[Data items]
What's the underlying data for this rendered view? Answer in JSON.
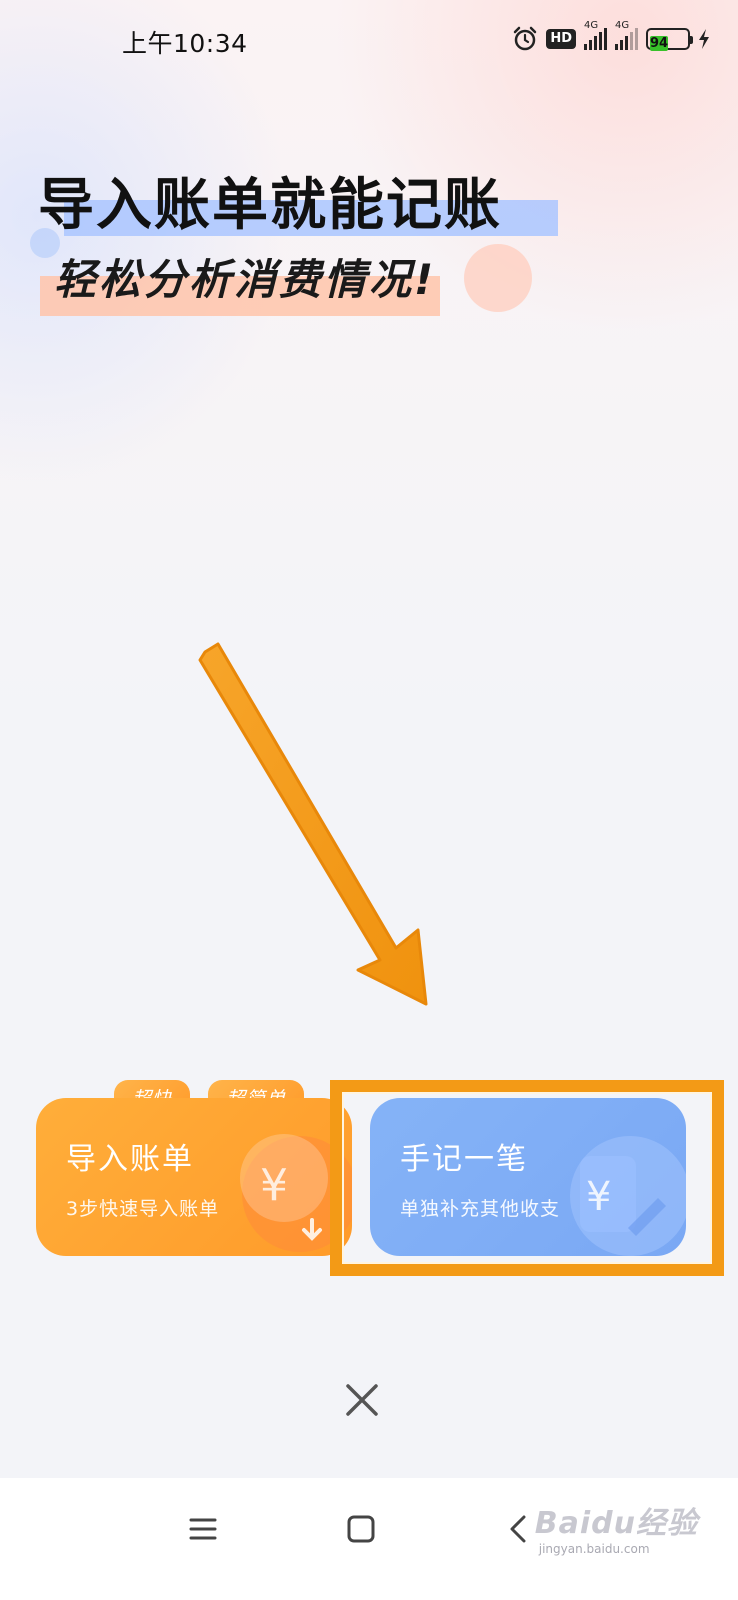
{
  "status_bar": {
    "time": "上午10:34",
    "hd_label": "HD",
    "signal1_tag": "4G",
    "signal2_tag": "4G",
    "battery_level": "94"
  },
  "headline": {
    "line1": "导入账单就能记账",
    "line2": "轻松分析消费情况!"
  },
  "tags": [
    "超快",
    "超简单"
  ],
  "cards": {
    "import": {
      "title": "导入账单",
      "subtitle": "3步快速导入账单",
      "color": "#ffa533"
    },
    "manual": {
      "title": "手记一笔",
      "subtitle": "单独补充其他收支",
      "color": "#80aef6"
    }
  },
  "annotation": {
    "arrow_color": "#f39a16",
    "highlight_color": "#f39a16"
  },
  "watermark": {
    "main": "Baidu经验",
    "url": "jingyan.baidu.com"
  }
}
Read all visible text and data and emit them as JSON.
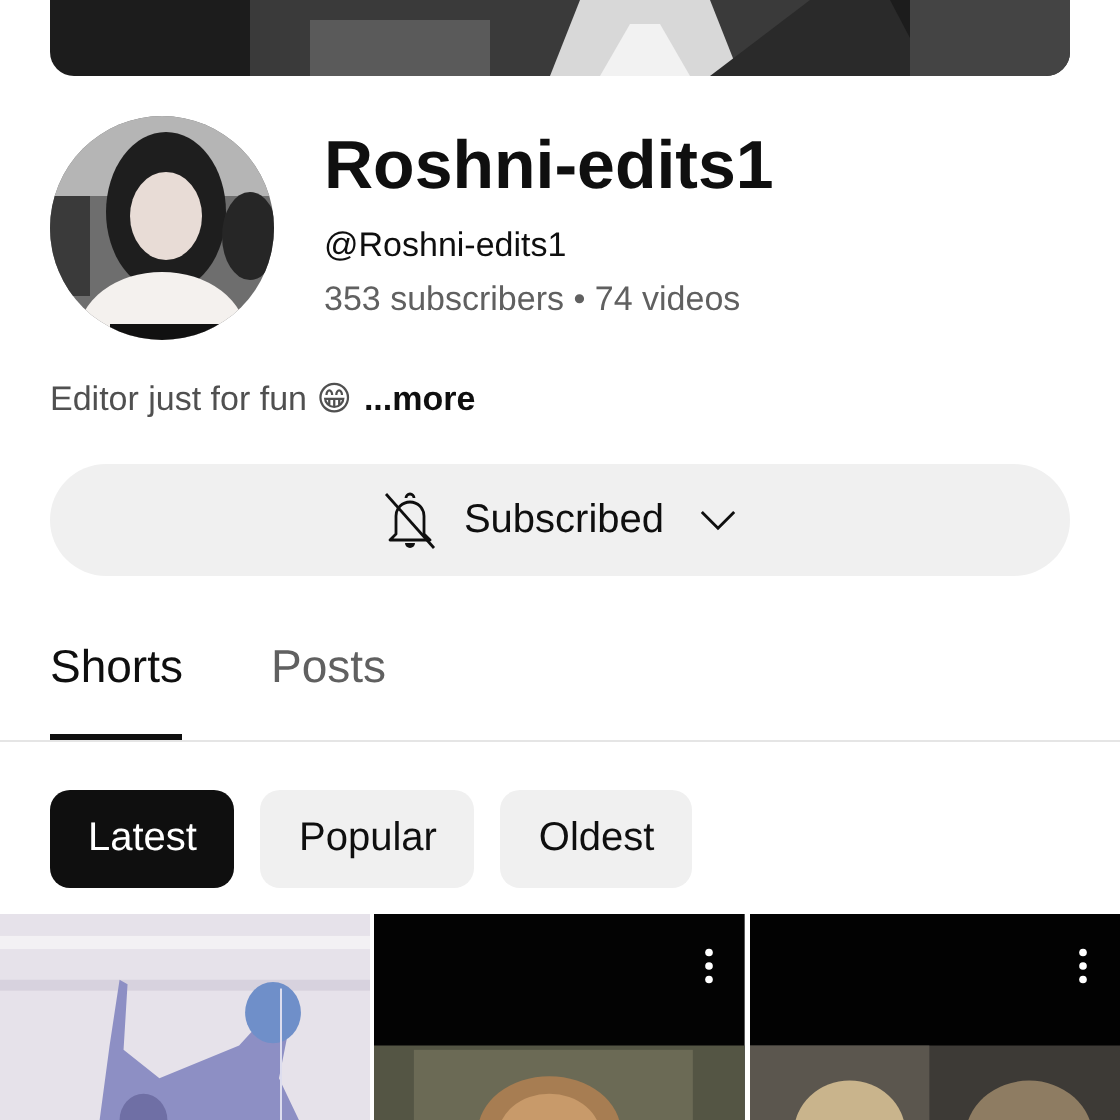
{
  "banner": {
    "kind": "picture"
  },
  "channel": {
    "avatar": {
      "kind": "picture"
    },
    "name": "Roshni-edits1",
    "handle": "@Roshni-edits1",
    "stats": "353 subscribers • 74 videos"
  },
  "description": {
    "text": "Editor just for fun 😁",
    "more": "...more"
  },
  "subscribe_button": {
    "label": "Subscribed",
    "notifications": false
  },
  "tabs": [
    {
      "label": "Shorts",
      "selected": true
    },
    {
      "label": "Posts",
      "selected": false
    }
  ],
  "chips": [
    {
      "label": "Latest",
      "selected": true
    },
    {
      "label": "Popular",
      "selected": false
    },
    {
      "label": "Oldest",
      "selected": false
    }
  ],
  "shorts": [
    {
      "kind": "picture",
      "menu": false
    },
    {
      "kind": "picture",
      "menu": true
    },
    {
      "kind": "picture",
      "menu": true
    }
  ]
}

YOUR INSTRUCTIONS -> What is the number of lines in the data that hold the word "text"? Reply with that number and nothing else.

RESULT OF THIS TASK -> 2